-- WHAT NEEDS TO BE DONE --
Copy every entry word for word, but skip the pictures.

-- RECORDED INFORMATION --

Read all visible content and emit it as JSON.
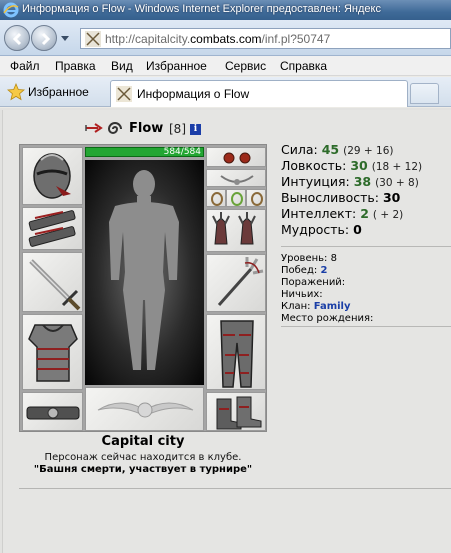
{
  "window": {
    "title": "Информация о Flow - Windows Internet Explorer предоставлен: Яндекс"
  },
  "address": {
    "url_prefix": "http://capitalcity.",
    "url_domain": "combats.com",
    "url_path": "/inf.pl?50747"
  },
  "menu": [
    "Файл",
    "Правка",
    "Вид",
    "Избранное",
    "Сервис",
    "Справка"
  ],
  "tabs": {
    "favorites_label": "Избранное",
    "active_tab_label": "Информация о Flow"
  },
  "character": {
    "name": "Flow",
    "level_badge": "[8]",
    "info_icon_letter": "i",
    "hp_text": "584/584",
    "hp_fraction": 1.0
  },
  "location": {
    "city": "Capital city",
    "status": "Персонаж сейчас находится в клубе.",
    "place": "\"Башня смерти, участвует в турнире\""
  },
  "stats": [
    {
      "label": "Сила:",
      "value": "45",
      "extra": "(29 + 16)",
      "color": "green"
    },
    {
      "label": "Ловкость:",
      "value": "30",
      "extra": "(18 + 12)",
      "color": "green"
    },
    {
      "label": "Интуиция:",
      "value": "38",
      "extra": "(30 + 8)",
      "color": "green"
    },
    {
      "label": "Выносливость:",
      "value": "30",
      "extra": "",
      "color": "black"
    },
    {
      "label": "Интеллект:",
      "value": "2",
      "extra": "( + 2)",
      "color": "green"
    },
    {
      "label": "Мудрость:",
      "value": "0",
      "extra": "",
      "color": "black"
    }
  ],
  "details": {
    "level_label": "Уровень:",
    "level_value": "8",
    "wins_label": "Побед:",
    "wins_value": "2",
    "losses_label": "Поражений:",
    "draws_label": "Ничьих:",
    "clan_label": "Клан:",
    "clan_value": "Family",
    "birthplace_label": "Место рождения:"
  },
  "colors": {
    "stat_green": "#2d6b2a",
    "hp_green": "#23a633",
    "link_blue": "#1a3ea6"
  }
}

-- RESPONSE BELOW --
Read all visible content and emit it as JSON.
{
  "window": {
    "title": "Информация о Flow - Windows Internet Explorer предоставлен: Яндекс"
  },
  "address": {
    "url_prefix": "http://capitalcity.",
    "url_domain": "combats.com",
    "url_path": "/inf.pl?50747"
  },
  "menu": [
    "Файл",
    "Правка",
    "Вид",
    "Избранное",
    "Сервис",
    "Справка"
  ],
  "tabs": {
    "favorites_label": "Избранное",
    "active_tab_label": "Информация о Flow"
  },
  "character": {
    "name": "Flow",
    "level_badge": "[8]",
    "info_icon_letter": "i",
    "hp_text": "584/584",
    "hp_fraction": 1.0
  },
  "location": {
    "city": "Capital city",
    "status": "Персонаж сейчас находится в клубе.",
    "place": "\"Башня смерти, участвует в турнире\""
  },
  "stats": [
    {
      "label": "Сила:",
      "value": "45",
      "extra": "(29 + 16)",
      "color": "green"
    },
    {
      "label": "Ловкость:",
      "value": "30",
      "extra": "(18 + 12)",
      "color": "green"
    },
    {
      "label": "Интуиция:",
      "value": "38",
      "extra": "(30 + 8)",
      "color": "green"
    },
    {
      "label": "Выносливость:",
      "value": "30",
      "extra": "",
      "color": "black"
    },
    {
      "label": "Интеллект:",
      "value": "2",
      "extra": "( + 2)",
      "color": "green"
    },
    {
      "label": "Мудрость:",
      "value": "0",
      "extra": "",
      "color": "black"
    }
  ],
  "details": {
    "level_label": "Уровень:",
    "level_value": "8",
    "wins_label": "Побед:",
    "wins_value": "2",
    "losses_label": "Поражений:",
    "draws_label": "Ничьих:",
    "clan_label": "Клан:",
    "clan_value": "Family",
    "birthplace_label": "Место рождения:"
  },
  "colors": {
    "stat_green": "#2d6b2a",
    "hp_green": "#23a633",
    "link_blue": "#1a3ea6"
  }
}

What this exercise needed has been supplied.